> EXTRACTED MATERIAL:
※
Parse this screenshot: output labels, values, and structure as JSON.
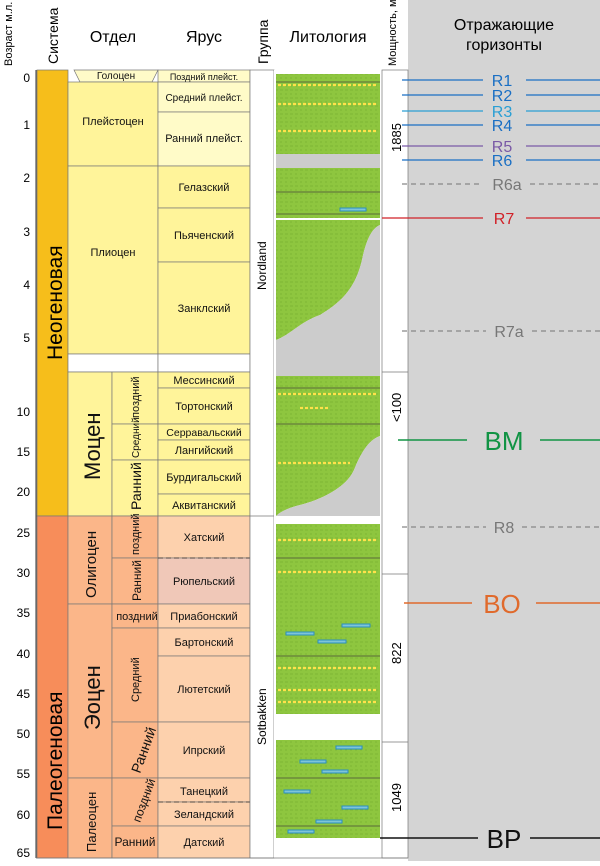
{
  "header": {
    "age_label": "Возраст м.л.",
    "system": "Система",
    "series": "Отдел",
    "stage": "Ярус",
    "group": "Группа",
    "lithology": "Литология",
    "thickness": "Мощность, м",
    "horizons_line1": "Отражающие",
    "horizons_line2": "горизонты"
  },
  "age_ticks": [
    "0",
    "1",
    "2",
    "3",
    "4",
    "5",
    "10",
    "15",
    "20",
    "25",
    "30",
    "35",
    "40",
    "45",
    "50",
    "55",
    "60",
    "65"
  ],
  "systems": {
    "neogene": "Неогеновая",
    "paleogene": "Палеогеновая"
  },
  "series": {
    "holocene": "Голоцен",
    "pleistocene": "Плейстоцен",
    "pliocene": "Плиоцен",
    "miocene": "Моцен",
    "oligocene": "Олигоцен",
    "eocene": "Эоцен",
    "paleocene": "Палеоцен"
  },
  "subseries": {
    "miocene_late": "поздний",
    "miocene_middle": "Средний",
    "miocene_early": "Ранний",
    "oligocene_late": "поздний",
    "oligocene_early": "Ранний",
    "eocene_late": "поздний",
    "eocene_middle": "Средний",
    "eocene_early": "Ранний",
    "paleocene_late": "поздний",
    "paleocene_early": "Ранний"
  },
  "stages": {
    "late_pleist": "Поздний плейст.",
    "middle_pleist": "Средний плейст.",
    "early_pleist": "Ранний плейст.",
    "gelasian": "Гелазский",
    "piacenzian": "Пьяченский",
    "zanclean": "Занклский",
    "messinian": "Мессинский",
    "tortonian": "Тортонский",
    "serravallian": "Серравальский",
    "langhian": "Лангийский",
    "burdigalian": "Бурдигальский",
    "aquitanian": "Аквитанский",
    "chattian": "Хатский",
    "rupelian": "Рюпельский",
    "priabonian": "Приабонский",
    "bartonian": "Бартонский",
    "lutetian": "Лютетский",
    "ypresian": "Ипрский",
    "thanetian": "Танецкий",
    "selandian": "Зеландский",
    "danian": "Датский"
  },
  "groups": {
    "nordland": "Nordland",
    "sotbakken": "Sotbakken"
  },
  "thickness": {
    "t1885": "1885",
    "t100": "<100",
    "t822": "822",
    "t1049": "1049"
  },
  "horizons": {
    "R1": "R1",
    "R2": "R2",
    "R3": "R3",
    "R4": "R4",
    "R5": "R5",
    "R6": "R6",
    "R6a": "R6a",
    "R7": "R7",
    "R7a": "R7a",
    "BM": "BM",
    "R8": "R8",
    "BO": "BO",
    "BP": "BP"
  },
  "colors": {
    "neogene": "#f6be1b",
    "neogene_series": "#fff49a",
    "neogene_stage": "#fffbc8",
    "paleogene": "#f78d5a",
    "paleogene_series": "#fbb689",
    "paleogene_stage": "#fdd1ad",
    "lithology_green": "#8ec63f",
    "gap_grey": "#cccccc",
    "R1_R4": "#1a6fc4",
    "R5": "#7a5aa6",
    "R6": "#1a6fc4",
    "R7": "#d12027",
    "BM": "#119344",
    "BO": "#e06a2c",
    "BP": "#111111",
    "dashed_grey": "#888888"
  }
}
※
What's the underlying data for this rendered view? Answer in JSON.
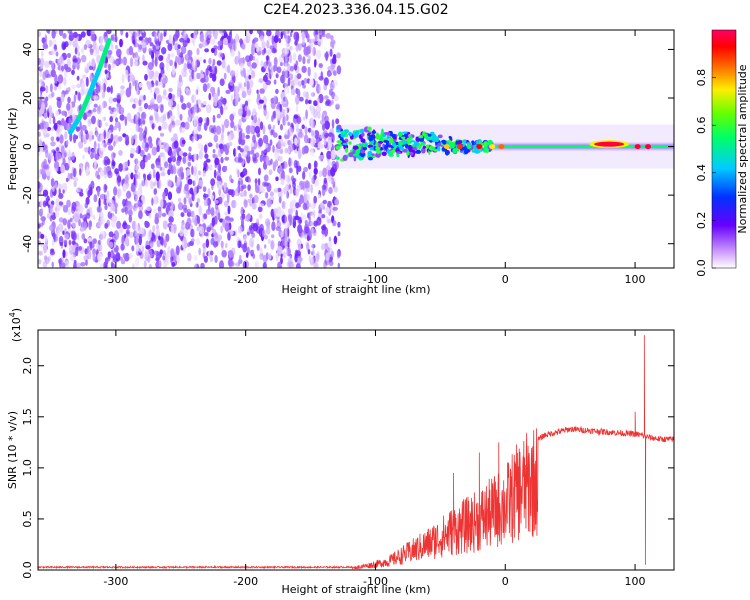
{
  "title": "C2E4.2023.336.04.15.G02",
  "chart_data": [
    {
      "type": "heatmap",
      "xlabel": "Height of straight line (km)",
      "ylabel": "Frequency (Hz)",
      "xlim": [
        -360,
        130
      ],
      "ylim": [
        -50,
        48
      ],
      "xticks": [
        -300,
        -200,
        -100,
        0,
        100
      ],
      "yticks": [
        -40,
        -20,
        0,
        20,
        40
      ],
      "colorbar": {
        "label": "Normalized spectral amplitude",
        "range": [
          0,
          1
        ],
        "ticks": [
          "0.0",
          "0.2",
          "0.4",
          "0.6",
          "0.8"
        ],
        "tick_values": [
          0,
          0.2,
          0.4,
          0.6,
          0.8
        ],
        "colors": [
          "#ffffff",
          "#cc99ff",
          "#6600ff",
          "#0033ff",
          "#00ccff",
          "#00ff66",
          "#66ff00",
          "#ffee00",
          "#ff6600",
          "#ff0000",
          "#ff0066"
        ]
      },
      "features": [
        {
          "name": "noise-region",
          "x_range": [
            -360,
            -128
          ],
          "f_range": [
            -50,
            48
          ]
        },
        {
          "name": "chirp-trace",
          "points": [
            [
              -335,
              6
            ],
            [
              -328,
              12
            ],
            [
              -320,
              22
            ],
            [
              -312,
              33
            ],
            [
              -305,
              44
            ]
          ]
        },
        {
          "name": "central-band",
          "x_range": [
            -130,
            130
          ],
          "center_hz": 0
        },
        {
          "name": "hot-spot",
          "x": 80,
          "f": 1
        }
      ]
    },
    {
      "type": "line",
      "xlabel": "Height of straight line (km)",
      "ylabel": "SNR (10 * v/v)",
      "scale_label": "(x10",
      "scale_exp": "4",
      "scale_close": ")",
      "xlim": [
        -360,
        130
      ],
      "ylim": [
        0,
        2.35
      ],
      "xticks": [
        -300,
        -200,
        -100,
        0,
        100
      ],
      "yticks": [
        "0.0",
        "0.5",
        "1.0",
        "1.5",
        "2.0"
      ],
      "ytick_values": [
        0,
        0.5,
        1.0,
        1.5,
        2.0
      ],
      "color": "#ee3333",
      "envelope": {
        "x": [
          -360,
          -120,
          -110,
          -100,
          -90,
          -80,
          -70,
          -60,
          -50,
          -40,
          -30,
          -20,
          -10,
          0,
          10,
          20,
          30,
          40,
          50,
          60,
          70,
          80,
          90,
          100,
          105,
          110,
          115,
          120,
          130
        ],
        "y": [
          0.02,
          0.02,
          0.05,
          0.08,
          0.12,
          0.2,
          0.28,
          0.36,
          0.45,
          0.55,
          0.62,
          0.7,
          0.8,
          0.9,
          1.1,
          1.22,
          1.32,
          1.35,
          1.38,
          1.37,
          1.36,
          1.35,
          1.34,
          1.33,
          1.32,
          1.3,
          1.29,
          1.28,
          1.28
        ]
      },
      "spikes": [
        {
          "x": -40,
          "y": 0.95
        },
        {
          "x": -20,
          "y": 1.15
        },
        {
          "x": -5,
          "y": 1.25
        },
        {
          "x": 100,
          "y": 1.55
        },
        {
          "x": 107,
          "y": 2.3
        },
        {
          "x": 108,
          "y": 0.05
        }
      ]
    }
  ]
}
※
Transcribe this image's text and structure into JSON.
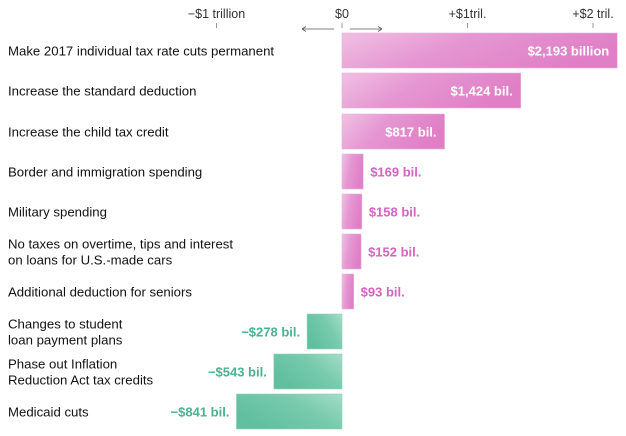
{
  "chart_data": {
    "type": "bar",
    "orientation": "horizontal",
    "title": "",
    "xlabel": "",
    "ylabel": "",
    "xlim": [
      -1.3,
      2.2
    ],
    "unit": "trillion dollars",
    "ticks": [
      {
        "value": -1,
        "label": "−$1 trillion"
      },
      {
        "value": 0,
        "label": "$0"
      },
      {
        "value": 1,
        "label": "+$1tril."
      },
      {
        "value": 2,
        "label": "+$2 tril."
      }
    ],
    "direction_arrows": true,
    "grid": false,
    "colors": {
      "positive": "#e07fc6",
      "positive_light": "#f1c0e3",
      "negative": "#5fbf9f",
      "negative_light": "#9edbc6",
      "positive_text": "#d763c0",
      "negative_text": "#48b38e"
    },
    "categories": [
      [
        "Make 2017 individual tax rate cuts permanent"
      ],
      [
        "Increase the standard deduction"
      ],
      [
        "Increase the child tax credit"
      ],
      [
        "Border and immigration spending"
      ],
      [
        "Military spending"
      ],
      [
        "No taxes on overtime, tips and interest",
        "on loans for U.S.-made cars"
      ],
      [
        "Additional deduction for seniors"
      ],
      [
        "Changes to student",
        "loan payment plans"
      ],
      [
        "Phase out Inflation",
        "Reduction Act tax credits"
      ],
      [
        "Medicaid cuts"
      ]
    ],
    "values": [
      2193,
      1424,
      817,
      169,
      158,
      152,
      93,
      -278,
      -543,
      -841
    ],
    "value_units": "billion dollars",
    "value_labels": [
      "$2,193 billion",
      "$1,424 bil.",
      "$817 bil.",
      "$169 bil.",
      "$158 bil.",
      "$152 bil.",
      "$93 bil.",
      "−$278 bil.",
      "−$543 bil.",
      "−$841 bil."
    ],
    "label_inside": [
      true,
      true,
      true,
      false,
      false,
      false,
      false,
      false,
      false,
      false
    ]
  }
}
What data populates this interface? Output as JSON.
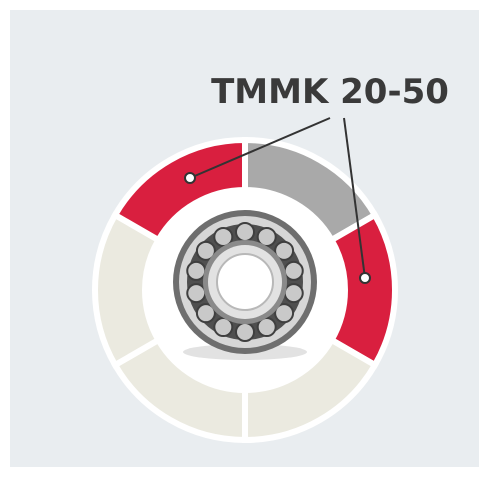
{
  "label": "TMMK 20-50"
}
※
> EXERCISE DESCRIPTION: Search the records above for the string "name". Copy every line that contains it.

> TASK SOLUTION:
          "name": "noise-region",
          "name": "chirp-trace",
          "name": "central-band",
          "name": "hot-spot",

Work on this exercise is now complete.